--- Document passage Enclosed Below ---

I guess the SXSW panels proposals are up today for voting. I don't go to SXSW anymore, but if I did I'd totally go to this one by Myles Grant. I forgot how much SXSW recharges the batteries. I definitely need a recharge these days.
John Gruber talks more about Android and iPhone. I've talked quite a bit about this subject with many friends over beer and coffee and in between meetings. Everyone seems pretty excited to discuss how Apple created this gigantic, seemingly unscalable mountain, and how even the most well funded attempts have fallen so very, very short. It's kind of amazing. It's even driven me to open up XCode for the first time in four months.
I'm the sort of person who is constantly looking for threads and patterns between seemingly unrelated subjects. I think these are all quite related.
I kept threatening to take some photos of my zines. While we're packing for the move I took a couple of snapshots. The color versions are the originals pasted up. The zines were photocopied at my Mom's office and then distributed to friends around town.
Is some highly available, geographically diverse, multi-billion dollar company's web site down or is it just my local ISP/Comcast/linksys router? http://downforeveryoneorjustme?com/ Excellent answer for the dudes on your local forum still using NetZero.

--- End of Enclosed Document passage ---
--- Records supplied Enclosed Below ---

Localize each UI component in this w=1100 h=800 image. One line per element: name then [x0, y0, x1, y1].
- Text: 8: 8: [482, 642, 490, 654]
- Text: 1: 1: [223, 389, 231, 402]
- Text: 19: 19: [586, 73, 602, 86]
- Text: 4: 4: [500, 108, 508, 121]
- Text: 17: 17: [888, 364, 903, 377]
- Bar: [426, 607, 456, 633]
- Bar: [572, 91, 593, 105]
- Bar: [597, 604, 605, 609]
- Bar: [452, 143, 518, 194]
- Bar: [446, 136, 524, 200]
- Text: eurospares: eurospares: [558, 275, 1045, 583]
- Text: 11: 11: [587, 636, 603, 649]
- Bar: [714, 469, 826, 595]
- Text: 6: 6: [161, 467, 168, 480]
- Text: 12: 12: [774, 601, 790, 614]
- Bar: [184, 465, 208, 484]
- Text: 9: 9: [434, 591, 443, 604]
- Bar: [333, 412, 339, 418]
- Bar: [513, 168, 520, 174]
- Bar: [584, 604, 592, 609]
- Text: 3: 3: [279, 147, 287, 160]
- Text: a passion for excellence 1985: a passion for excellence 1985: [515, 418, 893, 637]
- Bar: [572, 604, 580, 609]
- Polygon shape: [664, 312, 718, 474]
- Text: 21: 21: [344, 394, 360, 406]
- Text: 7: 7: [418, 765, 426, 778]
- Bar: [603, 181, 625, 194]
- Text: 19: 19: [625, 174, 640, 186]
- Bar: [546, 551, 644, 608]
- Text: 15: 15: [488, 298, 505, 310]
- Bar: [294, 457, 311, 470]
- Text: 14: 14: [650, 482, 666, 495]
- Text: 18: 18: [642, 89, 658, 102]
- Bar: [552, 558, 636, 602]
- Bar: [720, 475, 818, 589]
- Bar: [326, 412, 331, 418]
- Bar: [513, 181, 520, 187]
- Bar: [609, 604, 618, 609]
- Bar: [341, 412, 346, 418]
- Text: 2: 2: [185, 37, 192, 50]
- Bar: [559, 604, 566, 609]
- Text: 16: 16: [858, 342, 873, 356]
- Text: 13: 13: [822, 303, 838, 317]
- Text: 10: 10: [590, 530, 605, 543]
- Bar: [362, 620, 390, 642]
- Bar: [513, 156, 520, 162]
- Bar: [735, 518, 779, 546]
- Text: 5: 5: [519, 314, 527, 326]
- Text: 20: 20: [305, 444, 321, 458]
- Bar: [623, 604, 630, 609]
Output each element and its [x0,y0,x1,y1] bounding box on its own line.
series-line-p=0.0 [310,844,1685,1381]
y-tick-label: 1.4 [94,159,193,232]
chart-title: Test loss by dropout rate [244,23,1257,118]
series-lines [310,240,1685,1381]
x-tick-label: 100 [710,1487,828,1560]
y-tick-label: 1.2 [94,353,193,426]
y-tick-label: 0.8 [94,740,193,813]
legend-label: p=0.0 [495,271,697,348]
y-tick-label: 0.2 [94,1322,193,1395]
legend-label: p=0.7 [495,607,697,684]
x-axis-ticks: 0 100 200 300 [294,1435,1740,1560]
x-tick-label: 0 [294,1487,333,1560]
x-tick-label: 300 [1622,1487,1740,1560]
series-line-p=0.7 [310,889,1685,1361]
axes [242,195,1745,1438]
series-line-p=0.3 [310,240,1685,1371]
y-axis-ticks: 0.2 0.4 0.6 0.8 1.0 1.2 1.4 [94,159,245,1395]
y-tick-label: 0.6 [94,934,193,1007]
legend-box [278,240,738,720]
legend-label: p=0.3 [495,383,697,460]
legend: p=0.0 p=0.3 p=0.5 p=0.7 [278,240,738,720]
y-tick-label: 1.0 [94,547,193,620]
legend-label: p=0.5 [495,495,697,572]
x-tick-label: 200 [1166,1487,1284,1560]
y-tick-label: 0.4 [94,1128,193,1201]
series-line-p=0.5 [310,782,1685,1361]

--- End of Enclosed Records supplied ---

**What the task requires:**
From the blog post, output the passage word for word, beginning at the words "John Gruber talks" and stopping after the words "all quite related.".

**Task output:**
John Gruber talks more about Android and iPhone. I've talked quite a bit about this subject with many friends over beer and coffee and in between meetings. Everyone seems pretty excited to discuss how Apple created this gigantic, seemingly unscalable mountain, and how even the most well funded attempts have fallen so very, very short. It's kind of amazing. It's even driven me to open up XCode for the first time in four months.
I'm the sort of person who is constantly looking for threads and patterns between seemingly unrelated subjects. I think these are all quite related.